# PROBLEM TO WORK ON:
Transcribe all the entries word for word, skipping the pictures.

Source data
◆ ◆ ◆ ◆ ◆ ◆ ◆

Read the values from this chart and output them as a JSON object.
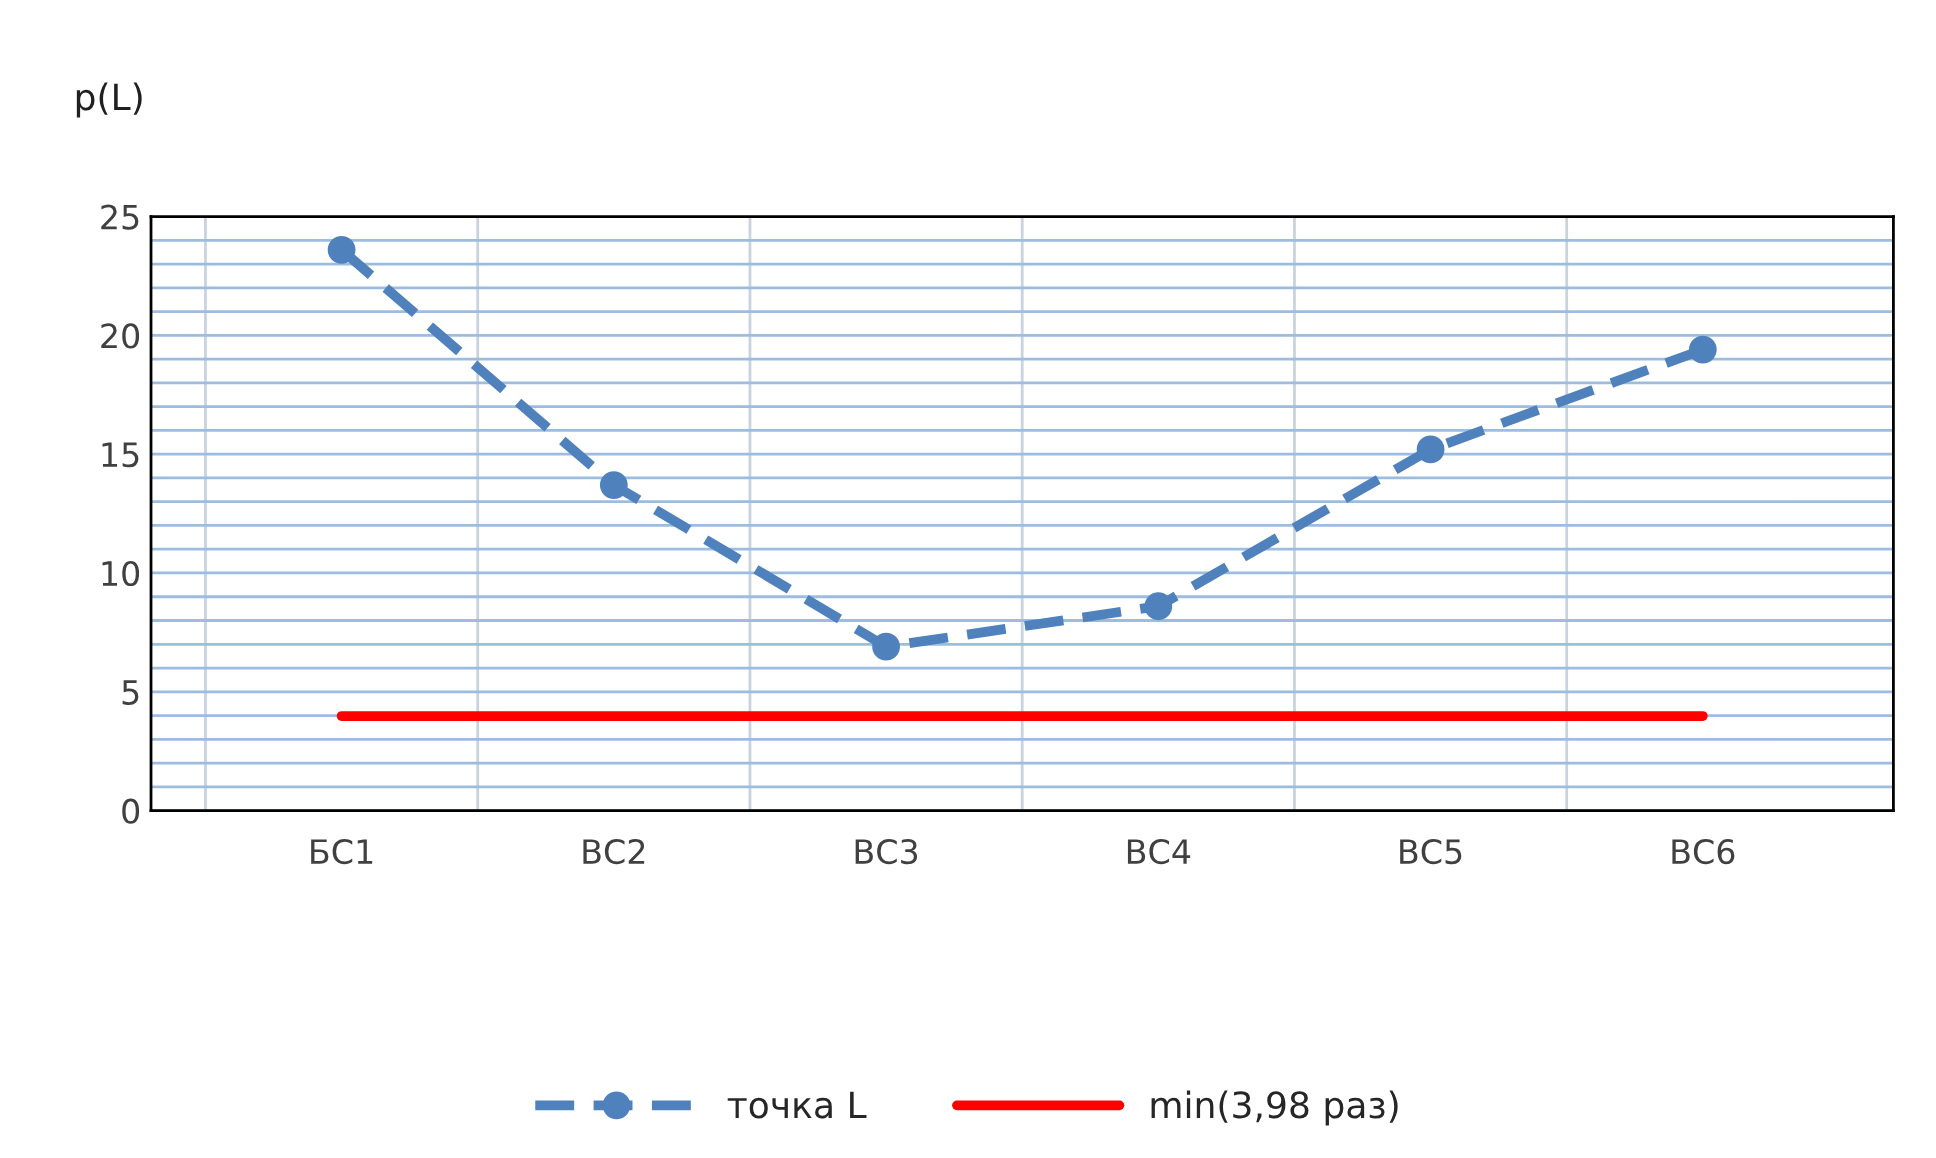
{
  "chart_data": {
    "type": "line",
    "ylabel": "p(L)",
    "categories": [
      "БС1",
      "ВС2",
      "ВС3",
      "ВС4",
      "ВС5",
      "ВС6"
    ],
    "series": [
      {
        "name": "точка L",
        "color": "#4f81bd",
        "values": [
          23.6,
          13.7,
          6.9,
          8.6,
          15.2,
          19.4
        ],
        "marker": "circle",
        "line_style": "dashed"
      },
      {
        "name": "min(3,98 раз)",
        "color": "#ff0000",
        "values": [
          3.98,
          3.98,
          3.98,
          3.98,
          3.98,
          3.98
        ],
        "marker": "none",
        "line_style": "solid"
      }
    ],
    "ylim": [
      0,
      25
    ],
    "yticks": [
      0,
      {
        "value": 1,
        "label": null
      },
      {
        "value": 2,
        "label": null
      },
      {
        "value": 3,
        "label": null
      },
      {
        "value": 4,
        "label": null
      },
      5,
      {
        "value": 6,
        "label": null
      },
      {
        "value": 7,
        "label": null
      },
      {
        "value": 8,
        "label": null
      },
      {
        "value": 9,
        "label": null
      },
      10,
      {
        "value": 11,
        "label": null
      },
      {
        "value": 12,
        "label": null
      },
      {
        "value": 13,
        "label": null
      },
      {
        "value": 14,
        "label": null
      },
      15,
      {
        "value": 16,
        "label": null
      },
      {
        "value": 17,
        "label": null
      },
      {
        "value": 18,
        "label": null
      },
      {
        "value": 19,
        "label": null
      },
      20,
      {
        "value": 21,
        "label": null
      },
      {
        "value": 22,
        "label": null
      },
      {
        "value": 23,
        "label": null
      },
      {
        "value": 24,
        "label": null
      },
      25
    ],
    "grid": true,
    "legend": "bottom"
  }
}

◆ ◆ ◆ ◆ ◆ ◆ ◆

# FINAL RESULT:
Read the values from this chart and output them as a JSON object.
{
  "chart_data": {
    "type": "line",
    "ylabel": "p(L)",
    "categories": [
      "БС1",
      "ВС2",
      "ВС3",
      "ВС4",
      "ВС5",
      "ВС6"
    ],
    "series": [
      {
        "name": "точка L",
        "color": "#4f81bd",
        "values": [
          23.6,
          13.7,
          6.9,
          8.6,
          15.2,
          19.4
        ],
        "marker": "circle",
        "line_style": "dashed"
      },
      {
        "name": "min(3,98 раз)",
        "color": "#ff0000",
        "values": [
          3.98,
          3.98,
          3.98,
          3.98,
          3.98,
          3.98
        ],
        "marker": "none",
        "line_style": "solid"
      }
    ],
    "ylim": [
      0,
      25
    ],
    "yticks": [
      0,
      {
        "value": 1,
        "label": null
      },
      {
        "value": 2,
        "label": null
      },
      {
        "value": 3,
        "label": null
      },
      {
        "value": 4,
        "label": null
      },
      5,
      {
        "value": 6,
        "label": null
      },
      {
        "value": 7,
        "label": null
      },
      {
        "value": 8,
        "label": null
      },
      {
        "value": 9,
        "label": null
      },
      10,
      {
        "value": 11,
        "label": null
      },
      {
        "value": 12,
        "label": null
      },
      {
        "value": 13,
        "label": null
      },
      {
        "value": 14,
        "label": null
      },
      15,
      {
        "value": 16,
        "label": null
      },
      {
        "value": 17,
        "label": null
      },
      {
        "value": 18,
        "label": null
      },
      {
        "value": 19,
        "label": null
      },
      20,
      {
        "value": 21,
        "label": null
      },
      {
        "value": 22,
        "label": null
      },
      {
        "value": 23,
        "label": null
      },
      {
        "value": 24,
        "label": null
      },
      25
    ],
    "grid": true,
    "legend": "bottom"
  }
}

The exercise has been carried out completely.